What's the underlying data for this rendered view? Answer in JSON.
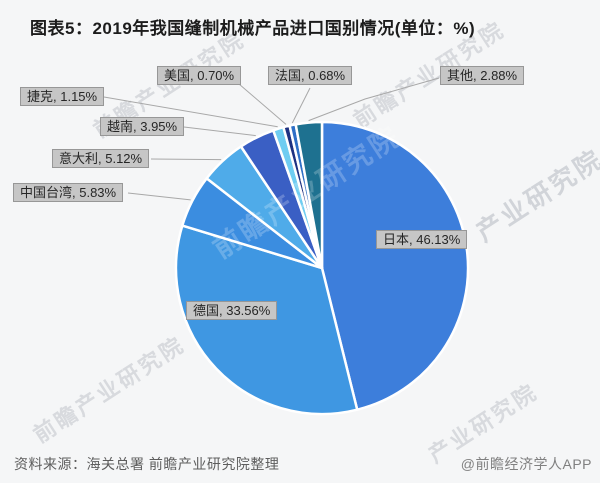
{
  "title": "图表5：2019年我国缝制机械产品进口国别情况(单位：%)",
  "chart_data": {
    "type": "pie",
    "title": "2019年我国缝制机械产品进口国别情况",
    "unit": "%",
    "start_angle_deg": 0,
    "direction": "clockwise",
    "label_format": "{label}, {value}%",
    "legend_position": "none",
    "slices": [
      {
        "label": "日本",
        "value": 46.13,
        "value_label": "46.13",
        "color": "#3d7edb"
      },
      {
        "label": "德国",
        "value": 33.56,
        "value_label": "33.56",
        "color": "#3f97e2"
      },
      {
        "label": "中国台湾",
        "value": 5.83,
        "value_label": "5.83",
        "color": "#3b8de0"
      },
      {
        "label": "意大利",
        "value": 5.12,
        "value_label": "5.12",
        "color": "#4fabe9"
      },
      {
        "label": "越南",
        "value": 3.95,
        "value_label": "3.95",
        "color": "#3a5fc4"
      },
      {
        "label": "捷克",
        "value": 1.15,
        "value_label": "1.15",
        "color": "#6fcdf1"
      },
      {
        "label": "美国",
        "value": 0.7,
        "value_label": "0.70",
        "color": "#1e3282"
      },
      {
        "label": "法国",
        "value": 0.68,
        "value_label": "0.68",
        "color": "#2e6fc6"
      },
      {
        "label": "其他",
        "value": 2.88,
        "value_label": "2.88",
        "color": "#1e7190"
      }
    ]
  },
  "watermark": {
    "text": "前瞻产业研究院",
    "short": "产业研究院"
  },
  "footer": {
    "source": "资料来源：海关总署 前瞻产业研究院整理",
    "credit": "@前瞻经济学人APP"
  }
}
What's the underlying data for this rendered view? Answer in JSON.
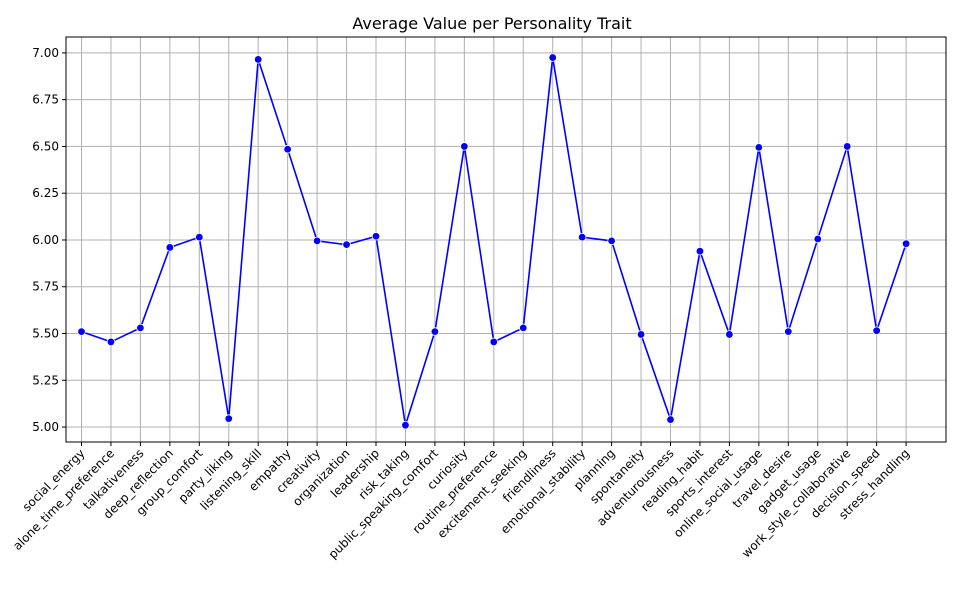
{
  "chart_data": {
    "type": "line",
    "title": "Average Value per Personality Trait",
    "xlabel": "",
    "ylabel": "",
    "grid": true,
    "ylim": [
      4.92,
      7.085
    ],
    "yticks": [
      "5.00",
      "5.25",
      "5.50",
      "5.75",
      "6.00",
      "6.25",
      "6.50",
      "6.75",
      "7.00"
    ],
    "line_color": "#0000ff",
    "categories": [
      "social_energy",
      "alone_time_preference",
      "talkativeness",
      "deep_reflection",
      "group_comfort",
      "party_liking",
      "listening_skill",
      "empathy",
      "creativity",
      "organization",
      "leadership",
      "risk_taking",
      "public_speaking_comfort",
      "curiosity",
      "routine_preference",
      "excitement_seeking",
      "friendliness",
      "emotional_stability",
      "planning",
      "spontaneity",
      "adventurousness",
      "reading_habit",
      "sports_interest",
      "online_social_usage",
      "travel_desire",
      "gadget_usage",
      "work_style_collaborative",
      "decision_speed",
      "stress_handling"
    ],
    "values": [
      5.51,
      5.455,
      5.53,
      5.96,
      6.015,
      5.045,
      6.965,
      6.485,
      5.995,
      5.975,
      6.02,
      5.01,
      5.51,
      6.5,
      5.455,
      5.53,
      6.975,
      6.015,
      5.995,
      5.495,
      5.04,
      5.94,
      5.495,
      6.495,
      5.51,
      6.005,
      6.5,
      5.515,
      5.98
    ]
  }
}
——————
• Your goal: Transcribe all of the entries word for word, but skip any pictures they contain.

• Result of the exercise:
What's the underlying data for this rendered view? Answer in JSON.
{
  "title": "图表5：2019年我国缝制机械产品进口国别情况(单位：%)",
  "chart_data": {
    "type": "pie",
    "title": "2019年我国缝制机械产品进口国别情况",
    "unit": "%",
    "start_angle_deg": 0,
    "direction": "clockwise",
    "label_format": "{label}, {value}%",
    "legend_position": "none",
    "slices": [
      {
        "label": "日本",
        "value": 46.13,
        "value_label": "46.13",
        "color": "#3d7edb"
      },
      {
        "label": "德国",
        "value": 33.56,
        "value_label": "33.56",
        "color": "#3f97e2"
      },
      {
        "label": "中国台湾",
        "value": 5.83,
        "value_label": "5.83",
        "color": "#3b8de0"
      },
      {
        "label": "意大利",
        "value": 5.12,
        "value_label": "5.12",
        "color": "#4fabe9"
      },
      {
        "label": "越南",
        "value": 3.95,
        "value_label": "3.95",
        "color": "#3a5fc4"
      },
      {
        "label": "捷克",
        "value": 1.15,
        "value_label": "1.15",
        "color": "#6fcdf1"
      },
      {
        "label": "美国",
        "value": 0.7,
        "value_label": "0.70",
        "color": "#1e3282"
      },
      {
        "label": "法国",
        "value": 0.68,
        "value_label": "0.68",
        "color": "#2e6fc6"
      },
      {
        "label": "其他",
        "value": 2.88,
        "value_label": "2.88",
        "color": "#1e7190"
      }
    ]
  },
  "watermark": {
    "text": "前瞻产业研究院",
    "short": "产业研究院"
  },
  "footer": {
    "source": "资料来源：海关总署 前瞻产业研究院整理",
    "credit": "@前瞻经济学人APP"
  }
}
What's the underlying data for this rendered view? Answer in JSON.
{
  "chart_data": {
    "type": "line",
    "title": "Average Value per Personality Trait",
    "xlabel": "",
    "ylabel": "",
    "grid": true,
    "ylim": [
      4.92,
      7.085
    ],
    "yticks": [
      "5.00",
      "5.25",
      "5.50",
      "5.75",
      "6.00",
      "6.25",
      "6.50",
      "6.75",
      "7.00"
    ],
    "line_color": "#0000ff",
    "categories": [
      "social_energy",
      "alone_time_preference",
      "talkativeness",
      "deep_reflection",
      "group_comfort",
      "party_liking",
      "listening_skill",
      "empathy",
      "creativity",
      "organization",
      "leadership",
      "risk_taking",
      "public_speaking_comfort",
      "curiosity",
      "routine_preference",
      "excitement_seeking",
      "friendliness",
      "emotional_stability",
      "planning",
      "spontaneity",
      "adventurousness",
      "reading_habit",
      "sports_interest",
      "online_social_usage",
      "travel_desire",
      "gadget_usage",
      "work_style_collaborative",
      "decision_speed",
      "stress_handling"
    ],
    "values": [
      5.51,
      5.455,
      5.53,
      5.96,
      6.015,
      5.045,
      6.965,
      6.485,
      5.995,
      5.975,
      6.02,
      5.01,
      5.51,
      6.5,
      5.455,
      5.53,
      6.975,
      6.015,
      5.995,
      5.495,
      5.04,
      5.94,
      5.495,
      6.495,
      5.51,
      6.005,
      6.5,
      5.515,
      5.98
    ]
  }
}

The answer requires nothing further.